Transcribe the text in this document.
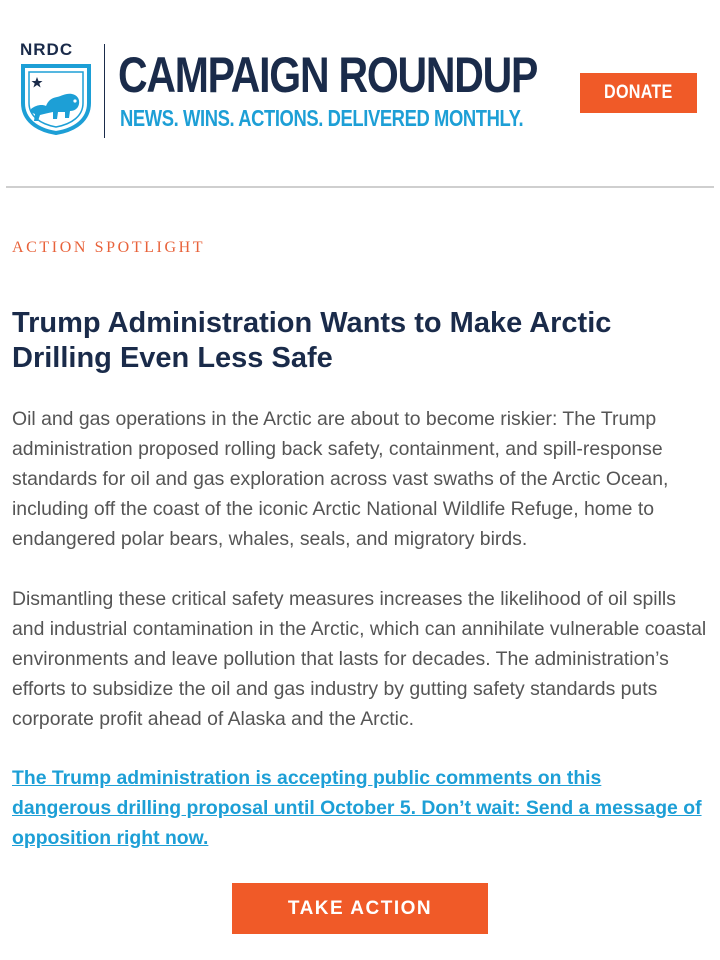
NRDC CAMPAIGN ROUNDUP
NEWS. WINS. ACTIONS. DELIVERED MONTHLY.
DONATE
ACTION SPOTLIGHT
Trump Administration Wants to Make Arctic Drilling Even Less Safe

Oil and gas operations in the Arctic are about to become riskier: The Trump administration proposed rolling back safety, containment, and spill-response standards for oil and gas exploration across vast swaths of the Arctic Ocean, including off the coast of the iconic Arctic National Wildlife Refuge, home to endangered polar bears, whales, seals, and migratory birds.

Dismantling these critical safety measures increases the likelihood of oil spills and industrial contamination in the Arctic, which can annihilate vulnerable coastal environments and leave pollution that lasts for decades. The administration’s efforts to subsidize the oil and gas industry by gutting safety standards puts corporate profit ahead of Alaska and the Arctic.

The Trump administration is accepting public comments on this dangerous drilling proposal until October 5. Don’t wait: Send a message of opposition right now.
TAKE ACTION
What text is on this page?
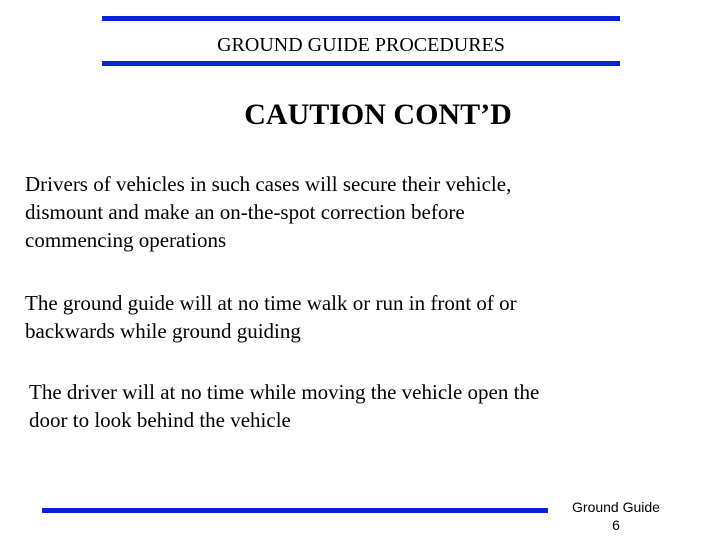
GROUND GUIDE PROCEDURES
CAUTION CONT’D

Drivers of vehicles in such cases will secure their vehicle,
dismount and make an on-the-spot correction before
commencing operations

The ground guide will at no time walk or run in front of or
backwards while ground guiding

The driver will at no time while moving the vehicle open the
door to look behind the vehicle

Ground Guide
6
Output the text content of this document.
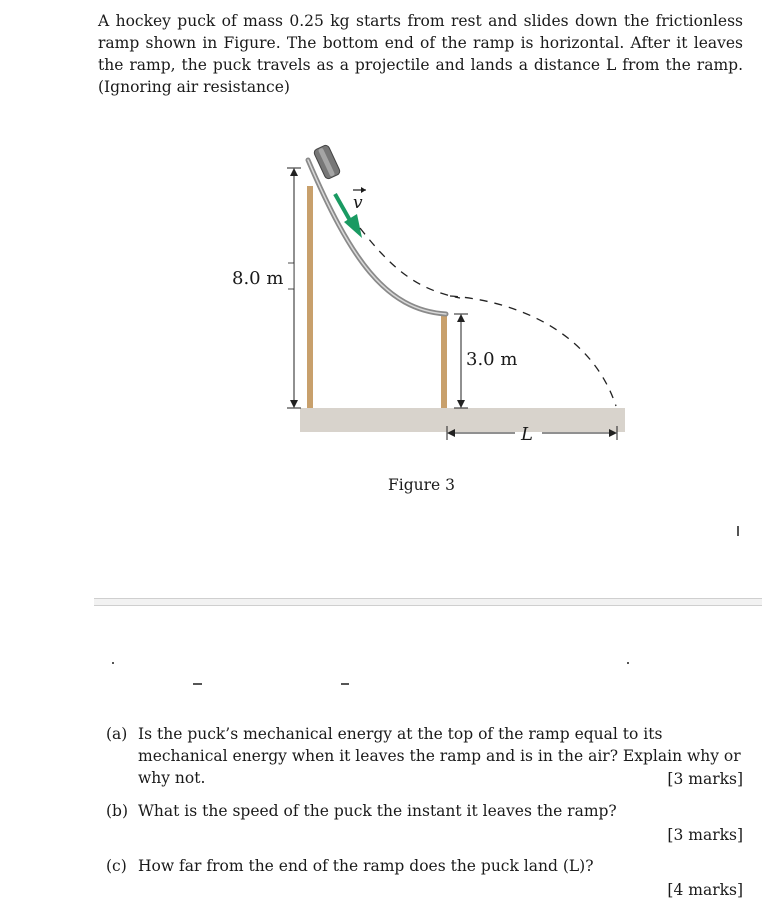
A hockey puck of mass 0.25 kg starts from rest and slides down the frictionless ramp shown in Figure. The bottom end of the ramp is horizontal. After it leaves the ramp, the puck travels as a projectile and lands a distance L from the ramp. (Ignoring air resistance)
v
8.0 m
3.0 m
L
Figure 3
(a) Is the puck’s mechanical energy at the top of the ramp equal to its mechanical energy when it leaves the ramp and is in the air? Explain why or why not.	[3 marks]
(b) What is the speed of the puck the instant it leaves the ramp?
[3 marks]
(c) How far from the end of the ramp does the puck land (L)?
[4 marks]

══════════════════════════════

▶ GIVEN EXERCISE:
Omit any images, then output the listing exactly.

▶ COMPLETE RESPONSE:
Transcribe the text in this document.
NRDC CAMPAIGN ROUNDUP
NEWS. WINS. ACTIONS. DELIVERED MONTHLY.
DONATE
ACTION SPOTLIGHT
Trump Administration Wants to Make Arctic Drilling Even Less Safe

Oil and gas operations in the Arctic are about to become riskier: The Trump administration proposed rolling back safety, containment, and spill-response standards for oil and gas exploration across vast swaths of the Arctic Ocean, including off the coast of the iconic Arctic National Wildlife Refuge, home to endangered polar bears, whales, seals, and migratory birds.

Dismantling these critical safety measures increases the likelihood of oil spills and industrial contamination in the Arctic, which can annihilate vulnerable coastal environments and leave pollution that lasts for decades. The administration’s efforts to subsidize the oil and gas industry by gutting safety standards puts corporate profit ahead of Alaska and the Arctic.

The Trump administration is accepting public comments on this dangerous drilling proposal until October 5. Don’t wait: Send a message of opposition right now.
TAKE ACTION
What text is on this page?
GROUND GUIDE PROCEDURES
CAUTION CONT’D

Drivers of vehicles in such cases will secure their vehicle,
dismount and make an on-the-spot correction before
commencing operations

The ground guide will at no time walk or run in front of or
backwards while ground guiding

The driver will at no time while moving the vehicle open the
door to look behind the vehicle

Ground Guide
6
Output the text content of this document.
A hockey puck of mass 0.25 kg starts from rest and slides down the frictionless ramp shown in Figure. The bottom end of the ramp is horizontal. After it leaves the ramp, the puck travels as a projectile and lands a distance L from the ramp. (Ignoring air resistance)
v
8.0 m
3.0 m
L
Figure 3
(a) Is the puck’s mechanical energy at the top of the ramp equal to its mechanical energy when it leaves the ramp and is in the air? Explain why or why not.	[3 marks]
(b) What is the speed of the puck the instant it leaves the ramp?
[3 marks]
(c) How far from the end of the ramp does the puck land (L)?
[4 marks]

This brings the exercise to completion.